Short exercise: Look through the records below and collect all lines that hold the string "data".

== Given records ==

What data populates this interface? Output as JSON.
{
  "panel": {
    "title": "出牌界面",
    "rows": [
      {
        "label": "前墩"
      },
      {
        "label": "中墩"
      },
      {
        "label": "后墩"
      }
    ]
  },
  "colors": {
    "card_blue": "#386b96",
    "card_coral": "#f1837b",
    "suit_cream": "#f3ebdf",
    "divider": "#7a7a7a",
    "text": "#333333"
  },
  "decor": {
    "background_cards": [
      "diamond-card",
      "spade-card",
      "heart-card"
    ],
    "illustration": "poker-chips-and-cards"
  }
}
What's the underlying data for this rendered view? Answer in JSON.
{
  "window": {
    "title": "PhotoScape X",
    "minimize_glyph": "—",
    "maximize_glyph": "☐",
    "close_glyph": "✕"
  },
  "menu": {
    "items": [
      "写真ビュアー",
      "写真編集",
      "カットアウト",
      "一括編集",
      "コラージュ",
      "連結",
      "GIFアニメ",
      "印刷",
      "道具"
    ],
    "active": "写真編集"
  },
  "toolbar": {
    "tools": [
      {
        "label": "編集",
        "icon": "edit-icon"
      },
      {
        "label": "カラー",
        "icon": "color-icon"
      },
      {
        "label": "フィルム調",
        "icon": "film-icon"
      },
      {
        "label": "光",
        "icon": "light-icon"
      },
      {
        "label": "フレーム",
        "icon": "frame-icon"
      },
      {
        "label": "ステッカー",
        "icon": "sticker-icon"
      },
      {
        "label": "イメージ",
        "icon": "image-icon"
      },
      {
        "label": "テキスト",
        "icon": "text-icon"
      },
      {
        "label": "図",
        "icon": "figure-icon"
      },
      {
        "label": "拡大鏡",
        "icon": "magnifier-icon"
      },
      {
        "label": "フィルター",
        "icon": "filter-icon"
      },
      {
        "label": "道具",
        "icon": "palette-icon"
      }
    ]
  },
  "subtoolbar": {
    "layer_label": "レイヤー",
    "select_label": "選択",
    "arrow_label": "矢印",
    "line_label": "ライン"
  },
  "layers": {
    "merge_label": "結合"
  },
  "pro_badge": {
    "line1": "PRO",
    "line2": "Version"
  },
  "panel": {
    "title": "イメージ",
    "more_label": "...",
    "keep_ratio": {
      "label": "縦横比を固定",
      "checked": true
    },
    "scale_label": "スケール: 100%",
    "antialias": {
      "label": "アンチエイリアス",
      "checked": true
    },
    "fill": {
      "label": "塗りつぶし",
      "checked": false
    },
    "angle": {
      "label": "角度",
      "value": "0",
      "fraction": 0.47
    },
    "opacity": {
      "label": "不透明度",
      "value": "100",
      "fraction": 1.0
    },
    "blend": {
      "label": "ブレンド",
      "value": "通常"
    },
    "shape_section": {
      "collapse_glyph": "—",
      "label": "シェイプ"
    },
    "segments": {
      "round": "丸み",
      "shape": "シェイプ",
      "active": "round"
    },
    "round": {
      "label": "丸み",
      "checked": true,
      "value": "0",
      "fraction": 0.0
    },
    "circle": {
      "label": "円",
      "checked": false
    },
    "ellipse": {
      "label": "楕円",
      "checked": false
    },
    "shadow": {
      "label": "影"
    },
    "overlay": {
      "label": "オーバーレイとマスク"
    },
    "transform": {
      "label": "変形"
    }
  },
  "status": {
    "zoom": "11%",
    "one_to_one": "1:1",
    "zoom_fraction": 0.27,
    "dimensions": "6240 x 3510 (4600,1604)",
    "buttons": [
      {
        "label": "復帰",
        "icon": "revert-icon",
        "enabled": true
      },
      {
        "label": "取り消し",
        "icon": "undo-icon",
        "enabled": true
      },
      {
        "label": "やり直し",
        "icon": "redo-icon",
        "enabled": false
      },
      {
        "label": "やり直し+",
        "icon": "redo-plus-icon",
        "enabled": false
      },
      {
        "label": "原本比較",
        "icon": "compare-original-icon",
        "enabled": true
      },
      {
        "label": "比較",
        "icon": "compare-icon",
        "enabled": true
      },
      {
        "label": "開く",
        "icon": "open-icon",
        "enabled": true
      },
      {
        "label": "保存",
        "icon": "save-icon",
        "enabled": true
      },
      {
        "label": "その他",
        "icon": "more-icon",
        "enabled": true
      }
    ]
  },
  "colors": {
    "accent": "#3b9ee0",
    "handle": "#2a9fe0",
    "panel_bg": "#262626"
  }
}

===

Result of the exercise:
What data populates this interface? Output as JSON.
What's the underlying data for this rendered view? Answer in JSON.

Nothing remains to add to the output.